WHAT YOU ARE ASKED TO DO → Report every line in the listing below where the string "ylabel" shows up.

PROVIDED DATA →

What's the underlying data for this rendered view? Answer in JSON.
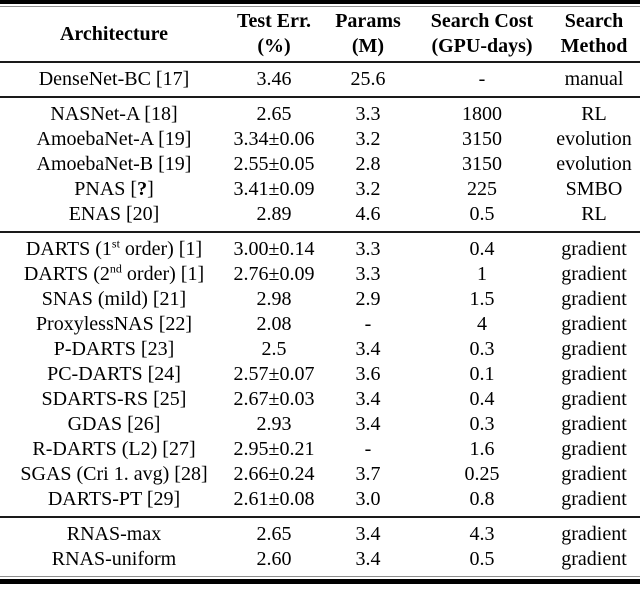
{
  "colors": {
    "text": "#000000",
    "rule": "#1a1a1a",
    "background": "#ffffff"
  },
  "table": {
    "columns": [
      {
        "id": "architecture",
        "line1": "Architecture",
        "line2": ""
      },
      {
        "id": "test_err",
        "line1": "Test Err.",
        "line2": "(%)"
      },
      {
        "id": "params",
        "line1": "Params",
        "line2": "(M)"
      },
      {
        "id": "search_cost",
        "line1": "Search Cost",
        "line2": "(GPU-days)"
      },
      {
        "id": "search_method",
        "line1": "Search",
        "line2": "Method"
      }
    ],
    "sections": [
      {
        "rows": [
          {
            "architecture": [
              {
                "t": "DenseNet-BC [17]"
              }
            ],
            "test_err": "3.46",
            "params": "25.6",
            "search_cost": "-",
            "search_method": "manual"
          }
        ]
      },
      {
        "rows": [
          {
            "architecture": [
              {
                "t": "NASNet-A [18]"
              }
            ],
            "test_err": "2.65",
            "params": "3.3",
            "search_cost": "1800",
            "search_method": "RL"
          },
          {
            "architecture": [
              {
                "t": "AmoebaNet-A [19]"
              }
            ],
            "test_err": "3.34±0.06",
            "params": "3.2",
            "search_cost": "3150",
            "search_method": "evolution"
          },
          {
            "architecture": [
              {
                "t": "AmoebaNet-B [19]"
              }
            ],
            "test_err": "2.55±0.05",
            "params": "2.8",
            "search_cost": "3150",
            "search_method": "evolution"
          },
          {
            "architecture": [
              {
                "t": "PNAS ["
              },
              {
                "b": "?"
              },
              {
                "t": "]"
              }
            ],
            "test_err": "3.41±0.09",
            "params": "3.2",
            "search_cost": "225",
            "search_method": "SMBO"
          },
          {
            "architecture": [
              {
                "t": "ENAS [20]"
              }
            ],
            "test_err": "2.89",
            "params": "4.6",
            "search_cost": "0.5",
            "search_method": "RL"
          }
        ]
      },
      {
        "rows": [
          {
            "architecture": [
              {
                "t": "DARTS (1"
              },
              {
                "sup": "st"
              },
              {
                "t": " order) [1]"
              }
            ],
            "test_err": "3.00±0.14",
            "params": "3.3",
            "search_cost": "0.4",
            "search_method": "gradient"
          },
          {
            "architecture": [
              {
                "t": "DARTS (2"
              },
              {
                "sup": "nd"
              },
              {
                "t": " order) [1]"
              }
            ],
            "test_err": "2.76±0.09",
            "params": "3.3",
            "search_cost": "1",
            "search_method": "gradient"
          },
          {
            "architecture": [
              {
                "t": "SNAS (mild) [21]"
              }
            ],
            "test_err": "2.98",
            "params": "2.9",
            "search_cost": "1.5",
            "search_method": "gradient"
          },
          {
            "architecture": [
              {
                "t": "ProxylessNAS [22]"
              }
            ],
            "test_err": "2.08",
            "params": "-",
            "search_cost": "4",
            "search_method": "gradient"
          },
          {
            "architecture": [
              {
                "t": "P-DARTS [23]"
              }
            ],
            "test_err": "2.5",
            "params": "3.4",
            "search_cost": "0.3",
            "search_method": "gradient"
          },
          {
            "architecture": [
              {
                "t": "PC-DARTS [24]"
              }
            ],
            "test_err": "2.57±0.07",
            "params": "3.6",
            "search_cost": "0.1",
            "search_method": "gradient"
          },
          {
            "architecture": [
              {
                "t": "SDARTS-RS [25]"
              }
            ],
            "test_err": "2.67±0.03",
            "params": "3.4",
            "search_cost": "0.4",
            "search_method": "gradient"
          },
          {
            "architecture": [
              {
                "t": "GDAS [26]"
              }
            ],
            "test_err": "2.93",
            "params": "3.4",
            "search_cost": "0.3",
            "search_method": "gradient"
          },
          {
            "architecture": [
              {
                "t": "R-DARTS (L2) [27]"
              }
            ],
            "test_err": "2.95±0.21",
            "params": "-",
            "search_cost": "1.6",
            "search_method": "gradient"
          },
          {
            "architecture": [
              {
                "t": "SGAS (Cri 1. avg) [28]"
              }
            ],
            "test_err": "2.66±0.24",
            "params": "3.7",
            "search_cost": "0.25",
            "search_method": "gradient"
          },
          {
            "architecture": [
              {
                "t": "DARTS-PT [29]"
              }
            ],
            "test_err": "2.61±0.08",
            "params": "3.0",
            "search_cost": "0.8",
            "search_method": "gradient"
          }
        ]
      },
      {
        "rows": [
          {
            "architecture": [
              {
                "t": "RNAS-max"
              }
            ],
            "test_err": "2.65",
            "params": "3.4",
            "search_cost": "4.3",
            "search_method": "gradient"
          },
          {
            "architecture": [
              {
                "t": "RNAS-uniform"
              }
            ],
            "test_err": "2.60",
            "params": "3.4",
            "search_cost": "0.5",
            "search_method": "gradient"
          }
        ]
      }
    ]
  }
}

...

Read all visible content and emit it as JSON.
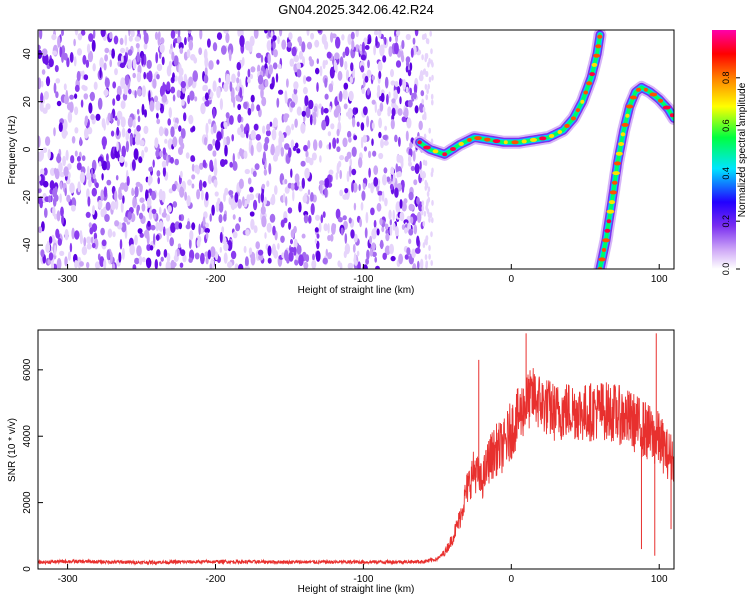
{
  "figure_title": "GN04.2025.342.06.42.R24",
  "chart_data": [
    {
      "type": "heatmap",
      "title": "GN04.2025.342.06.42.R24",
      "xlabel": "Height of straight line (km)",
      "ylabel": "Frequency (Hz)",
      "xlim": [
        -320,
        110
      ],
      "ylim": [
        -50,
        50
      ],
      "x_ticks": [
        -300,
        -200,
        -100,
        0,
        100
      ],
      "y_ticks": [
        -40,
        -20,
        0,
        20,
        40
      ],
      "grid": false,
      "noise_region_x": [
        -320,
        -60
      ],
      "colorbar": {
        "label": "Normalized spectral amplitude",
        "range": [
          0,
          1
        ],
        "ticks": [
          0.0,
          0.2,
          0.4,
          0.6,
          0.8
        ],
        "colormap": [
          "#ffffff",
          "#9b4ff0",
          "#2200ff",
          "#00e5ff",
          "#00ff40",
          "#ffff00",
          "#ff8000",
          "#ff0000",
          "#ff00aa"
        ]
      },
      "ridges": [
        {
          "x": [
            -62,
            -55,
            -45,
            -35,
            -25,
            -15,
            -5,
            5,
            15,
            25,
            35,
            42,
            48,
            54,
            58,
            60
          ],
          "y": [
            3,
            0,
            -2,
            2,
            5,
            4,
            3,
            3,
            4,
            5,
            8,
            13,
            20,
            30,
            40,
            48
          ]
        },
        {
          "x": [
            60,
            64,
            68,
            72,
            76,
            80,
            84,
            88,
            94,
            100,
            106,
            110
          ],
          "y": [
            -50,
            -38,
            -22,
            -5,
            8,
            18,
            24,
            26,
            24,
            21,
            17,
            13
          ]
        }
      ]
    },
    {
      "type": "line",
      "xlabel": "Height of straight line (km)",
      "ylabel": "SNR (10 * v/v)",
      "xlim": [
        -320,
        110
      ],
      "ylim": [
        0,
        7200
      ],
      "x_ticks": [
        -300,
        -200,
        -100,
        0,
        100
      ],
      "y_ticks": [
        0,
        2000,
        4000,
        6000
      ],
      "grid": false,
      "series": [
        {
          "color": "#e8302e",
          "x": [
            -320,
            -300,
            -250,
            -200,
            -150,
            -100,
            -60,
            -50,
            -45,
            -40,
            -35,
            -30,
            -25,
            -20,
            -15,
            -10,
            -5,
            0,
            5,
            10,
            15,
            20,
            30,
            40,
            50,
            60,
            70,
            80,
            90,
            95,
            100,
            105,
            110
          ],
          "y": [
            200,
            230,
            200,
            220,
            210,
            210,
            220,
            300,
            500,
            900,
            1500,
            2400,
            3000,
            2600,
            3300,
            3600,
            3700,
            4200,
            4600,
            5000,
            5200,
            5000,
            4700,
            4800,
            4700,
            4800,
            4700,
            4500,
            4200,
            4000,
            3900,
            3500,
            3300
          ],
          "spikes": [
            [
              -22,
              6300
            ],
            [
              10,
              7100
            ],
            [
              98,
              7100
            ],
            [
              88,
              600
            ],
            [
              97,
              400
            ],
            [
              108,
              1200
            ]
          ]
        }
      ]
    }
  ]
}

SOLUTION FOR THIS EXERCISE →
      "ylabel": "Frequency (Hz)",
      "ylabel": "SNR (10 * v/v)",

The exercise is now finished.